* INFORMATION PROVIDED

"""

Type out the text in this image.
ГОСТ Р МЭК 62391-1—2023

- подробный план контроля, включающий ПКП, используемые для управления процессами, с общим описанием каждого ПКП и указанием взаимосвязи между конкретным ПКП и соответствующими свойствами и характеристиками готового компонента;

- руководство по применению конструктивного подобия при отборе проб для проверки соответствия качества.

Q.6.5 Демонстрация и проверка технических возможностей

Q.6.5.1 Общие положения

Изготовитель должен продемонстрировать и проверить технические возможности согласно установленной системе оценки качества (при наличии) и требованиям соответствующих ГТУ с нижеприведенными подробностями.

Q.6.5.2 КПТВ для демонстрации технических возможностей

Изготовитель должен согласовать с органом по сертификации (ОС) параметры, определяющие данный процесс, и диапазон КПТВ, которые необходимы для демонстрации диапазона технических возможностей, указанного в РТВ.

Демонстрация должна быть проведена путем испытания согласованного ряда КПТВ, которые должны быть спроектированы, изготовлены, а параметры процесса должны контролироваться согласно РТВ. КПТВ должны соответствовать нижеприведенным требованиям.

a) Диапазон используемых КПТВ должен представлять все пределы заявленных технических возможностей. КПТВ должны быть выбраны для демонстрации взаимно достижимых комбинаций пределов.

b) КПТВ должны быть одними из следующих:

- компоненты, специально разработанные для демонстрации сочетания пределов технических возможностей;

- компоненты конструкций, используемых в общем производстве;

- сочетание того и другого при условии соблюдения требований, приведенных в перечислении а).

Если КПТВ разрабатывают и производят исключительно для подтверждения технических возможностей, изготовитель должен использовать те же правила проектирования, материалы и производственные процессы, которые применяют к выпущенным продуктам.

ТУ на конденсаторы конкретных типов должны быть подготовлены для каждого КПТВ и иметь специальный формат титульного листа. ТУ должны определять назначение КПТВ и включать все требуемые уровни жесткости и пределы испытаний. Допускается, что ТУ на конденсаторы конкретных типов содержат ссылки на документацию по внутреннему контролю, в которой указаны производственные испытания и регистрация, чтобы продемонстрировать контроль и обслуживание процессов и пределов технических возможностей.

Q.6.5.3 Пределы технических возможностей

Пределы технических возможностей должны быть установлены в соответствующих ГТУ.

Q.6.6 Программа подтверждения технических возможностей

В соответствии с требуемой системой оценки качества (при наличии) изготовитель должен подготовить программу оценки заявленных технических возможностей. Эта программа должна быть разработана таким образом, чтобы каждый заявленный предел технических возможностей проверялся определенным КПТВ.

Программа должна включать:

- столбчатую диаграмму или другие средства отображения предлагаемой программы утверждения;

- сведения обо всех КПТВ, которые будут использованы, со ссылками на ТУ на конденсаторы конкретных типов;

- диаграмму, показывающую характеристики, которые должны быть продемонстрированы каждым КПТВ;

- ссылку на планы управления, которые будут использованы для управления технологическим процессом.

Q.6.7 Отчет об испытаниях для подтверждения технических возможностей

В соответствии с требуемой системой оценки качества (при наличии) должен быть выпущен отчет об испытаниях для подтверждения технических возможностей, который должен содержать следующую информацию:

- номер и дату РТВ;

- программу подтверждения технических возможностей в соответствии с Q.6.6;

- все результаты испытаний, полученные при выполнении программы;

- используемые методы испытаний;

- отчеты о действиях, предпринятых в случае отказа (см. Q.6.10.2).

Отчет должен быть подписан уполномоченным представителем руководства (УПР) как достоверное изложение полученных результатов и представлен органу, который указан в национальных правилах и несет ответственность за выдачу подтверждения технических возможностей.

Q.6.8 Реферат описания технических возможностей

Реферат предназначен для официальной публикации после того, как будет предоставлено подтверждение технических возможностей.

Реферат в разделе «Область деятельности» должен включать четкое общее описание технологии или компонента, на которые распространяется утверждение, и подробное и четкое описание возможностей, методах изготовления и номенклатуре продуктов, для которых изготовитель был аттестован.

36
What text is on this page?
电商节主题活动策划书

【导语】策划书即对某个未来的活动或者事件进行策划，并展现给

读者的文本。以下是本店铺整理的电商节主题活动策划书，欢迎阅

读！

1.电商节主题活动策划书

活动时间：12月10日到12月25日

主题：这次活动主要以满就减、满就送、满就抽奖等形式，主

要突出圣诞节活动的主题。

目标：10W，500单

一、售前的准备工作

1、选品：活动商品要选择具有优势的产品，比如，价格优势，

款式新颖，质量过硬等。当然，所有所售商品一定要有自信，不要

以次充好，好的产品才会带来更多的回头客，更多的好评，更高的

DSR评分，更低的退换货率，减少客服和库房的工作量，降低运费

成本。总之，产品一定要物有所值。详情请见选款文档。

"""

* WORK TO COMPLETE
Copy each line of the listing that contains the string "используемые".

* WRITTEN REPLY
- подробный план контроля, включающий ПКП, используемые для управления процессами, с общим описанием каждого ПКП и указанием взаимосвязи между конкретным ПКП и соответствующими свойствами и характеристиками готового компонента;
- используемые методы испытаний;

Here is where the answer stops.